- WHAT THIS TASK INVOLVES
Leave the pictures out and transcribe every record exactly.

- AVAILABLE RECORDS
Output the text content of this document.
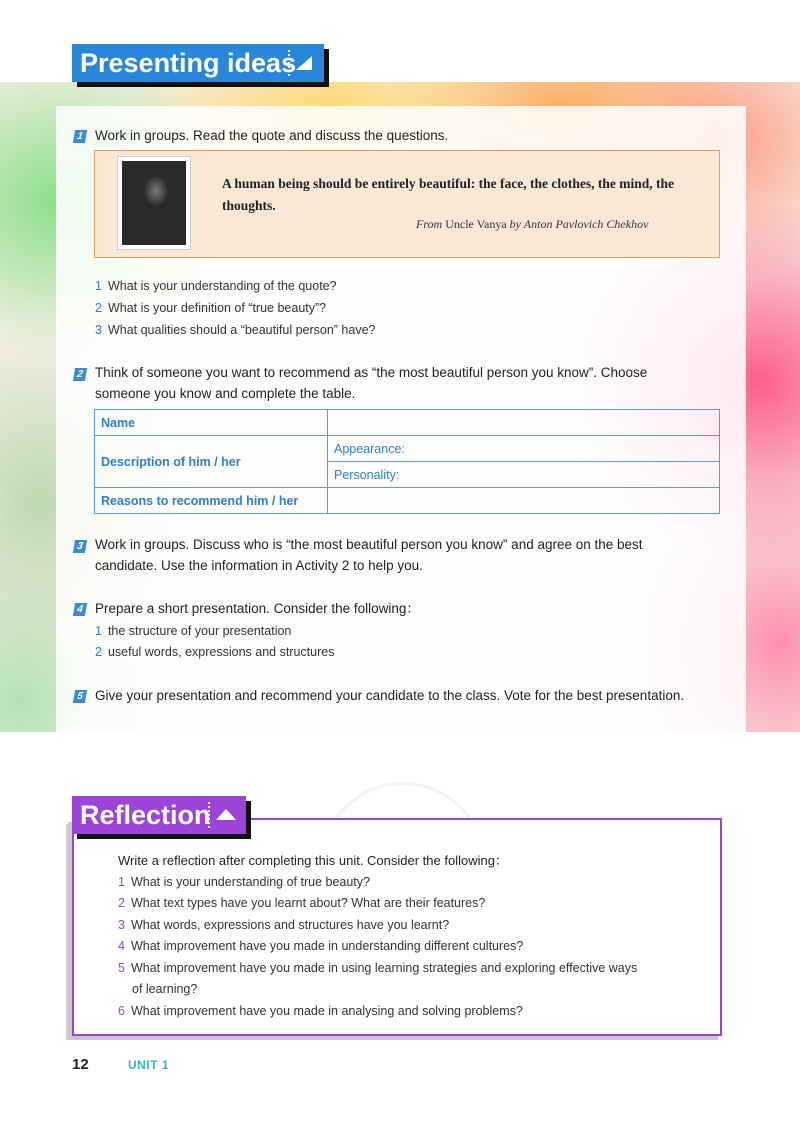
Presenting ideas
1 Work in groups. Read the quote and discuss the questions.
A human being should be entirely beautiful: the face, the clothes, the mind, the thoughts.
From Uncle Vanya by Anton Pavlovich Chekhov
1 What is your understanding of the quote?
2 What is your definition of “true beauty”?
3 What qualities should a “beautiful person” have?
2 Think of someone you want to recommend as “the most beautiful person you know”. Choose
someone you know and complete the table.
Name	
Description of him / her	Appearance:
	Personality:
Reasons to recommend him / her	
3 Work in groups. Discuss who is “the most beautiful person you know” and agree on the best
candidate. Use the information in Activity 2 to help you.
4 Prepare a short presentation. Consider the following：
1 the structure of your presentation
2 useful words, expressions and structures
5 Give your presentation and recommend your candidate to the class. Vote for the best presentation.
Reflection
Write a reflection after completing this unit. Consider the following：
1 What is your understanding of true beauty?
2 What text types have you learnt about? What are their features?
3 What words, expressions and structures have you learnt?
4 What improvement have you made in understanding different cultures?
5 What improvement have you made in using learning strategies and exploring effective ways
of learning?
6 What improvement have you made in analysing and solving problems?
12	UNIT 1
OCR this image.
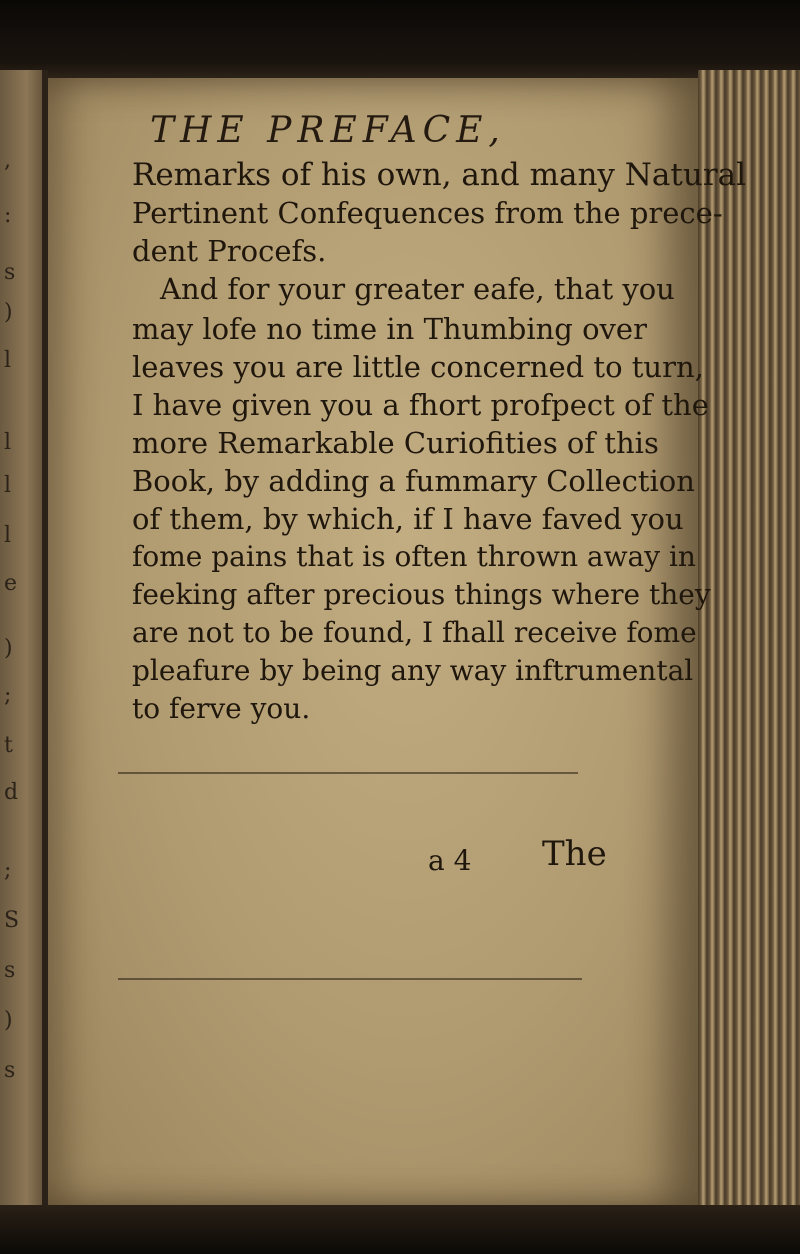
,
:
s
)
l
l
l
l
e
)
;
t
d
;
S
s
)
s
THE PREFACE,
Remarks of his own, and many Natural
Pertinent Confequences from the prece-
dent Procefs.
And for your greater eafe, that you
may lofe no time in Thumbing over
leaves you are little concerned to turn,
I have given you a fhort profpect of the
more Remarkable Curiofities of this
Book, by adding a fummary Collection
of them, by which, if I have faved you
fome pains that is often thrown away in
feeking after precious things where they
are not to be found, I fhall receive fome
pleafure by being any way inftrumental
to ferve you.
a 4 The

- RESULT OF THIS TASK
Output the text content of this document.
Presenting ideas
1 Work in groups. Read the quote and discuss the questions.
A human being should be entirely beautiful: the face, the clothes, the mind, the thoughts.
From Uncle Vanya by Anton Pavlovich Chekhov
1 What is your understanding of the quote?
2 What is your definition of “true beauty”?
3 What qualities should a “beautiful person” have?
2 Think of someone you want to recommend as “the most beautiful person you know”. Choose
someone you know and complete the table.
Name	
Description of him / her	Appearance:
	Personality:
Reasons to recommend him / her	
3 Work in groups. Discuss who is “the most beautiful person you know” and agree on the best
candidate. Use the information in Activity 2 to help you.
4 Prepare a short presentation. Consider the following：
1 the structure of your presentation
2 useful words, expressions and structures
5 Give your presentation and recommend your candidate to the class. Vote for the best presentation.
Reflection
Write a reflection after completing this unit. Consider the following：
1 What is your understanding of true beauty?
2 What text types have you learnt about? What are their features?
3 What words, expressions and structures have you learnt?
4 What improvement have you made in understanding different cultures?
5 What improvement have you made in using learning strategies and exploring effective ways
of learning?
6 What improvement have you made in analysing and solving problems?
12	UNIT 1
OCR this image.
,
:
s
)
l
l
l
l
e
)
;
t
d
;
S
s
)
s
THE PREFACE,
Remarks of his own, and many Natural
Pertinent Confequences from the prece-
dent Procefs.
And for your greater eafe, that you
may lofe no time in Thumbing over
leaves you are little concerned to turn,
I have given you a fhort profpect of the
more Remarkable Curiofities of this
Book, by adding a fummary Collection
of them, by which, if I have faved you
fome pains that is often thrown away in
feeking after precious things where they
are not to be found, I fhall receive fome
pleafure by being any way inftrumental
to ferve you.
a 4 The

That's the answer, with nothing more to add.